### Directions
Copy the items verbatim, starting at the very first line and ending with the line that contains "Number: Part Number xyxy=(699,162,760,193)", including both of those lines.

Excerpt from a dataset:
_ _ _

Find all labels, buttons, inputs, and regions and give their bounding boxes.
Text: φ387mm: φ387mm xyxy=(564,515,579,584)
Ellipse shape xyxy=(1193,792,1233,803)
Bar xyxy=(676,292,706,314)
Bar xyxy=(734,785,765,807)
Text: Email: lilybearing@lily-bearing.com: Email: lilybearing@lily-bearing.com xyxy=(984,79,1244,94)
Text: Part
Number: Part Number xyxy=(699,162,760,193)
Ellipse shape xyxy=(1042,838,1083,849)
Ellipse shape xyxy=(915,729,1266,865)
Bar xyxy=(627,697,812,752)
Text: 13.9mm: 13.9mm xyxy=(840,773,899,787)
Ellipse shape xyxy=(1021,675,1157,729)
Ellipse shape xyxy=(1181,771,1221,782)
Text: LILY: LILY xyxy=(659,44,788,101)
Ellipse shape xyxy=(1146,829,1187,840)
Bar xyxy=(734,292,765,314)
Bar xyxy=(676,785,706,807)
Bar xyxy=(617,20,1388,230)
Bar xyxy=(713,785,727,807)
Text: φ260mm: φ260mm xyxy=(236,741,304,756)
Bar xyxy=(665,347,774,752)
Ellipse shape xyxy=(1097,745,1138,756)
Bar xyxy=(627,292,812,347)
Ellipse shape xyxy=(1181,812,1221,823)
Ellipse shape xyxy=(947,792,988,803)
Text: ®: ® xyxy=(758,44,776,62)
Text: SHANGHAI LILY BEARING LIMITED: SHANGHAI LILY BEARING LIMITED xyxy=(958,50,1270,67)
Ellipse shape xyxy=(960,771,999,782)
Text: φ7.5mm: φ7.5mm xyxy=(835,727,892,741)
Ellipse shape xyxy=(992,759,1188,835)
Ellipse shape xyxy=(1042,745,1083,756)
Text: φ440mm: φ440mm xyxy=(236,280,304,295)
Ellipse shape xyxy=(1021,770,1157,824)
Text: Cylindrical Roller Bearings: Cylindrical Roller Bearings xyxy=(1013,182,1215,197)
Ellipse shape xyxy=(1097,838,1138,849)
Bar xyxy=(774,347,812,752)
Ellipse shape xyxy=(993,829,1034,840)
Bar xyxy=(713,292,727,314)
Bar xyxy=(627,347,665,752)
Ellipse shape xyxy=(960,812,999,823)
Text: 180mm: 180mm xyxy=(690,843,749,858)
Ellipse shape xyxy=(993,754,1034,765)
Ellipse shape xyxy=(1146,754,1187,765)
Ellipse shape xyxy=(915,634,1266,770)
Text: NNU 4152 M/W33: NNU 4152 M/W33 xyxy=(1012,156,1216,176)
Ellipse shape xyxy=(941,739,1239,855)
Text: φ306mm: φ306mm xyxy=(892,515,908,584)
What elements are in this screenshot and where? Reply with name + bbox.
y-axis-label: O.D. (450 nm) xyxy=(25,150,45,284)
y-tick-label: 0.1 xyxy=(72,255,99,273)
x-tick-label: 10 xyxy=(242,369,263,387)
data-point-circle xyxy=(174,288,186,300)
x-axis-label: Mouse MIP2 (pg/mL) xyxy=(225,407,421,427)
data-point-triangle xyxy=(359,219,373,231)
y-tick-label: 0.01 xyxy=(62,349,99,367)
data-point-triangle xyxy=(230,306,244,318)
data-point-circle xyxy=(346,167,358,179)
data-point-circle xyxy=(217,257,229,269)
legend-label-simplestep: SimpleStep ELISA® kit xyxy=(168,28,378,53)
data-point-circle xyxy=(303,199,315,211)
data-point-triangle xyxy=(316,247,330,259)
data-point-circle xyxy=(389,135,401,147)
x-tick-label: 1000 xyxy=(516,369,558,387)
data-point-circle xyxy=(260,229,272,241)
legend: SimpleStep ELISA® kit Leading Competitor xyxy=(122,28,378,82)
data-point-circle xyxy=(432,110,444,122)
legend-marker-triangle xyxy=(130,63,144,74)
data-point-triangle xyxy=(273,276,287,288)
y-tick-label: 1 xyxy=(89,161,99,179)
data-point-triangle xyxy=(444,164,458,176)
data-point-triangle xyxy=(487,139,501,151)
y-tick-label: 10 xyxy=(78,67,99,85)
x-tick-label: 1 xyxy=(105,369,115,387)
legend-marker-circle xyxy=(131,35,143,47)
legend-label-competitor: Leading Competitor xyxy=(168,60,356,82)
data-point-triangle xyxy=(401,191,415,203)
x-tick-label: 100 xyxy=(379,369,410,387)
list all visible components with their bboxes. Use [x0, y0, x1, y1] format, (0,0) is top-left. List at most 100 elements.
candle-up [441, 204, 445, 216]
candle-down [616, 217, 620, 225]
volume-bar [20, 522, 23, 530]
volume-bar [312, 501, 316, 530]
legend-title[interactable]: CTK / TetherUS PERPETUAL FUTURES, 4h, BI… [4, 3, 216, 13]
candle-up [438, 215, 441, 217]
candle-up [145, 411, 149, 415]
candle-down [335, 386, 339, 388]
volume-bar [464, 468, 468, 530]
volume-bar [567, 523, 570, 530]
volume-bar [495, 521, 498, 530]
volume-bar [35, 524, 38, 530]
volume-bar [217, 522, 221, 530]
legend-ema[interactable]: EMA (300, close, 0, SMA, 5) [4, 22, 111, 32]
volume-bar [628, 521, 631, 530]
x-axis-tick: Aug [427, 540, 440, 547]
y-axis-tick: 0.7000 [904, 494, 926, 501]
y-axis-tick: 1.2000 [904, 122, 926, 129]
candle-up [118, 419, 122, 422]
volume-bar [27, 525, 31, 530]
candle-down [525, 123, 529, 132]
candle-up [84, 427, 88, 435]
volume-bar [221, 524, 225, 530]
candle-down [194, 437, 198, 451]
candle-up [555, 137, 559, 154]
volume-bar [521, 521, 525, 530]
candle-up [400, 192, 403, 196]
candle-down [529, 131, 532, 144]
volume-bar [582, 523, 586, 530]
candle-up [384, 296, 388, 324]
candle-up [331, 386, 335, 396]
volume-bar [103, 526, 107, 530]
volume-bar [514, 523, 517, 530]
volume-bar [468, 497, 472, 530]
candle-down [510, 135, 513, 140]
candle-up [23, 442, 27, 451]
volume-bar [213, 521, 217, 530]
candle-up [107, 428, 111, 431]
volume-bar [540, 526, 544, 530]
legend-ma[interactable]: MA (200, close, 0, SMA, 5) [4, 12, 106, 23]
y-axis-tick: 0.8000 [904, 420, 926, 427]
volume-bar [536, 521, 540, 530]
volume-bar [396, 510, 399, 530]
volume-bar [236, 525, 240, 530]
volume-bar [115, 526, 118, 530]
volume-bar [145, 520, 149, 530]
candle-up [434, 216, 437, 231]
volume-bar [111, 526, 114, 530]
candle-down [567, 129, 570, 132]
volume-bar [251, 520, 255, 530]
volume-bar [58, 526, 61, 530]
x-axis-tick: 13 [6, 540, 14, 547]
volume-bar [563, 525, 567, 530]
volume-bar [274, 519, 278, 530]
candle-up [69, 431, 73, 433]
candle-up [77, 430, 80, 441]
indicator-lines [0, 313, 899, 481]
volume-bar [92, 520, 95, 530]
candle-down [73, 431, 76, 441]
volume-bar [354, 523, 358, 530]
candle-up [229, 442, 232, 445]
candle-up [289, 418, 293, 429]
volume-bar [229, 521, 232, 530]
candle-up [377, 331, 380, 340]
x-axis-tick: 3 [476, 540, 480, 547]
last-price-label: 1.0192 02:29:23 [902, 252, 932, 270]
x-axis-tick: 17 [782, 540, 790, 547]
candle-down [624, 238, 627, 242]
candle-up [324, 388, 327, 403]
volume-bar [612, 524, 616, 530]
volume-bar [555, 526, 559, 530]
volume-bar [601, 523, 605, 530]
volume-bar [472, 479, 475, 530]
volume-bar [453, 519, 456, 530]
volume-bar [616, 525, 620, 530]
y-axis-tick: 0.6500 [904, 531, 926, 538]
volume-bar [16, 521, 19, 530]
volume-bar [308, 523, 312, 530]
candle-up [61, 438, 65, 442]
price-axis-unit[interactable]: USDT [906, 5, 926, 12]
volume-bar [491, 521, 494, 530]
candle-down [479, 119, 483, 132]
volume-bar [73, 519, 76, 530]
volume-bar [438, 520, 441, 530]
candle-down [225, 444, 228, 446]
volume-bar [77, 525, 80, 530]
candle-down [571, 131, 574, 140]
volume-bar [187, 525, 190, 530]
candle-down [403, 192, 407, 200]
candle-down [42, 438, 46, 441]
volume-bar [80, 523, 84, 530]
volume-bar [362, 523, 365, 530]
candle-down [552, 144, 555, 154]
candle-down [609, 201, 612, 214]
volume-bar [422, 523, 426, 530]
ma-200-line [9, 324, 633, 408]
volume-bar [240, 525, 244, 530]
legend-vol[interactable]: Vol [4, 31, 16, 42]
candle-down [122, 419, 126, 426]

_ _ _

### Task result
Find all labels, buttons, inputs, and regions and give their bounding boxes.
Text: φ387mm: φ387mm xyxy=(564,515,579,584)
Ellipse shape xyxy=(1193,792,1233,803)
Bar xyxy=(676,292,706,314)
Bar xyxy=(734,785,765,807)
Text: Email: lilybearing@lily-bearing.com: Email: lilybearing@lily-bearing.com xyxy=(984,79,1244,94)
Text: Part
Number: Part Number xyxy=(699,162,760,193)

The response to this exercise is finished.